→ Data to use:

◆ ◆ ◆ ◆ ◆ ◆ ◆

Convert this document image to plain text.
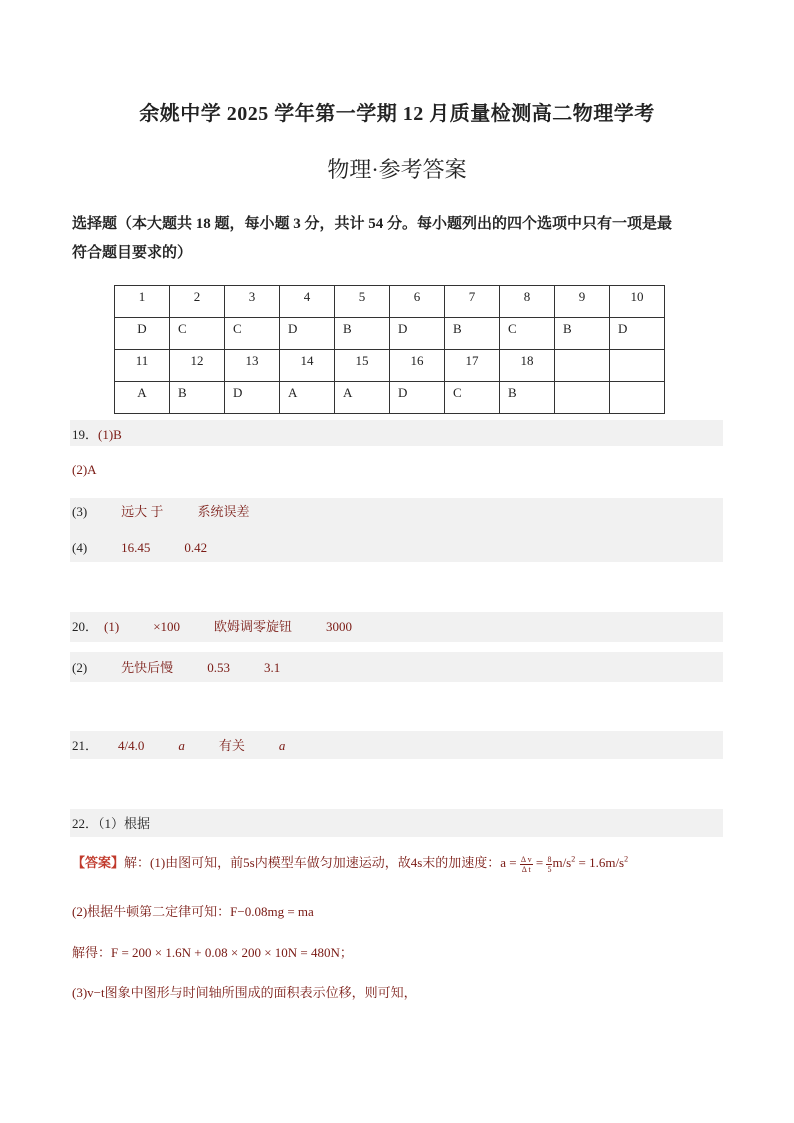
余姚中学 2025 学年第一学期 12 月质量检测高二物理学考
物理·参考答案
选择题（本大题共 18 题，每小题 3 分，共计 54 分。每小题列出的四个选项中只有一项是最
符合题目要求的）
1	2	3	4	5	6	7	8	9	10
D	C	C	D	B	D	B	C	B	D
11	12	13	14	15	16	17	18		
A	B	D	A	A	D	C	B		
19．(1)B
(2)A
(3)	远大 于	系统误差
(4)	16.45	0.42
20． (1)	×100	欧姆调零旋钮	3000
(2)	先快后慢	0.53	3.1
21． 4/4.0	a	有关	a
22．（1）根据
【答案】解：(1)由图可知，前5s内模型车做匀加速运动，故4s末的加速度：$a = \frac{\text{Δ v}}{\text{Δ t}} = \frac{8}{5} m/s^2 = 1.6m/s^2$
(2)根据牛顿第二定律可知：F−0.08mg = ma
解得：F = 200 × 1.6N + 0.08 × 200 × 10N = 480N；
(3)v−t图象中图形与时间轴所围成的面积表示位移，则可知，
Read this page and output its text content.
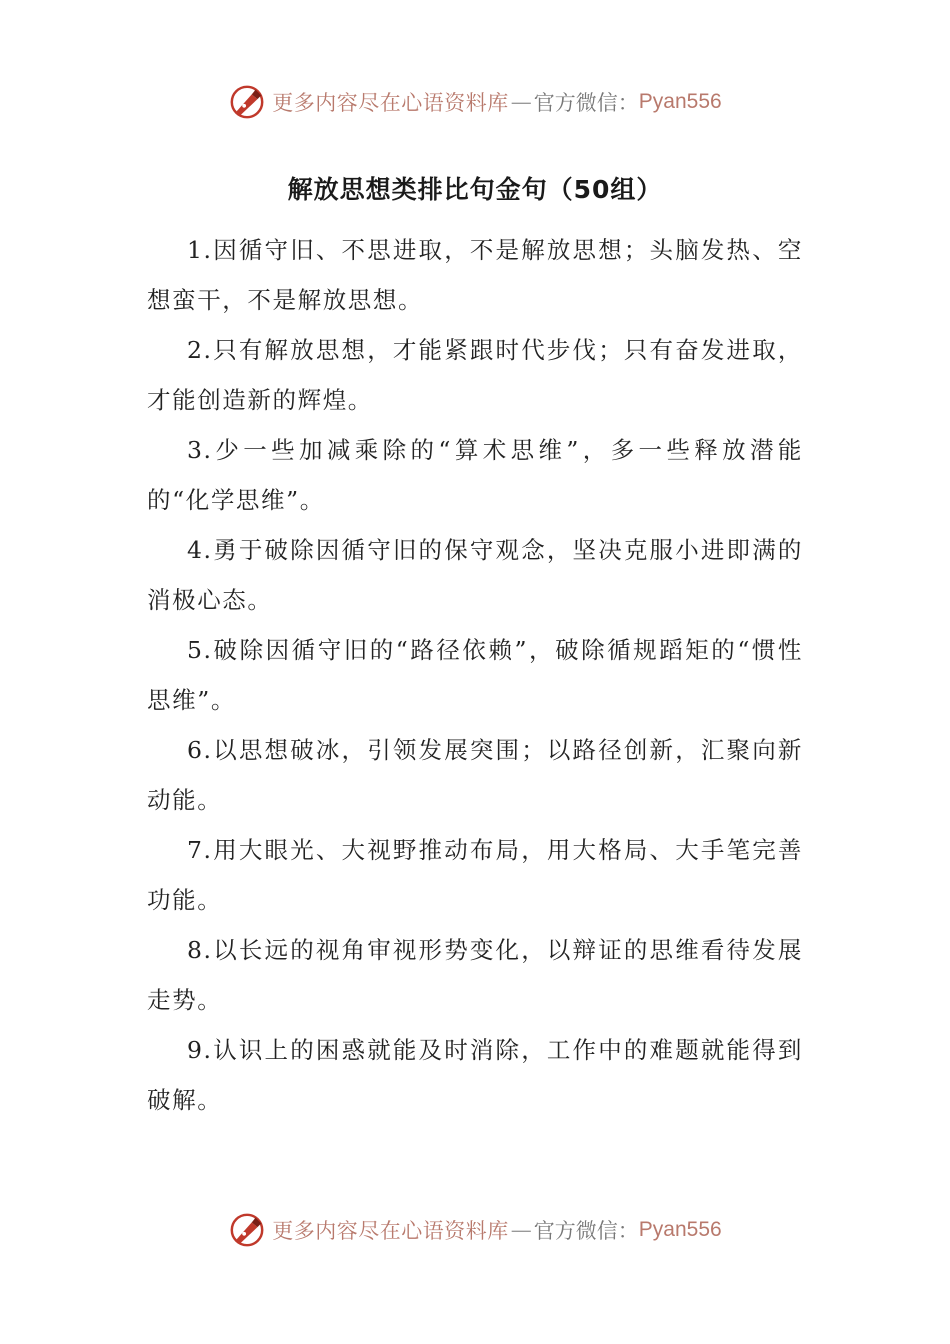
更多内容尽在心语资料库 — 官方微信： Pyan556
解放思想类排比句金句（50组）

1.因循守旧、不思进取，不是解放思想；头脑发热、空想蛮干，不是解放思想。

2.只有解放思想，才能紧跟时代步伐；只有奋发进取，才能创造新的辉煌。

3.少一些加减乘除的“算术思维”，多一些释放潜能的“化学思维”。

4.勇于破除因循守旧的保守观念，坚决克服小进即满的消极心态。

5.破除因循守旧的“路径依赖”，破除循规蹈矩的“惯性思维”。

6.以思想破冰，引领发展突围；以路径创新，汇聚向新动能。

7.用大眼光、大视野推动布局，用大格局、大手笔完善功能。

8.以长远的视角审视形势变化，以辩证的思维看待发展走势。

9.认识上的困惑就能及时消除，工作中的难题就能得到破解。

更多内容尽在心语资料库 — 官方微信： Pyan556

◆ ◆ ◆ ◆ ◆ ◆ ◆

→ Requirements:
Using the records above, retype everything exactly except the pictures.

→ Full solution:
Convert this document image to plain text.
余姚中学 2025 学年第一学期 12 月质量检测高二物理学考
物理·参考答案
选择题（本大题共 18 题，每小题 3 分，共计 54 分。每小题列出的四个选项中只有一项是最
符合题目要求的）
1	2	3	4	5	6	7	8	9	10
D	C	C	D	B	D	B	C	B	D
11	12	13	14	15	16	17	18		
A	B	D	A	A	D	C	B		
19．(1)B
(2)A
(3)	远大 于	系统误差
(4)	16.45	0.42
20． (1)	×100	欧姆调零旋钮	3000
(2)	先快后慢	0.53	3.1
21． 4/4.0	a	有关	a
22．（1）根据
【答案】解：(1)由图可知，前5s内模型车做匀加速运动，故4s末的加速度：$a = \frac{\text{Δ v}}{\text{Δ t}} = \frac{8}{5} m/s^2 = 1.6m/s^2$
(2)根据牛顿第二定律可知：F−0.08mg = ma
解得：F = 200 × 1.6N + 0.08 × 200 × 10N = 480N；
(3)v−t图象中图形与时间轴所围成的面积表示位移，则可知，
Read this page and output its text content.
更多内容尽在心语资料库 — 官方微信： Pyan556
解放思想类排比句金句（50组）

1.因循守旧、不思进取，不是解放思想；头脑发热、空想蛮干，不是解放思想。

2.只有解放思想，才能紧跟时代步伐；只有奋发进取，才能创造新的辉煌。

3.少一些加减乘除的“算术思维”，多一些释放潜能的“化学思维”。

4.勇于破除因循守旧的保守观念，坚决克服小进即满的消极心态。

5.破除因循守旧的“路径依赖”，破除循规蹈矩的“惯性思维”。

6.以思想破冰，引领发展突围；以路径创新，汇聚向新动能。

7.用大眼光、大视野推动布局，用大格局、大手笔完善功能。

8.以长远的视角审视形势变化，以辩证的思维看待发展走势。

9.认识上的困惑就能及时消除，工作中的难题就能得到破解。

更多内容尽在心语资料库 — 官方微信： Pyan556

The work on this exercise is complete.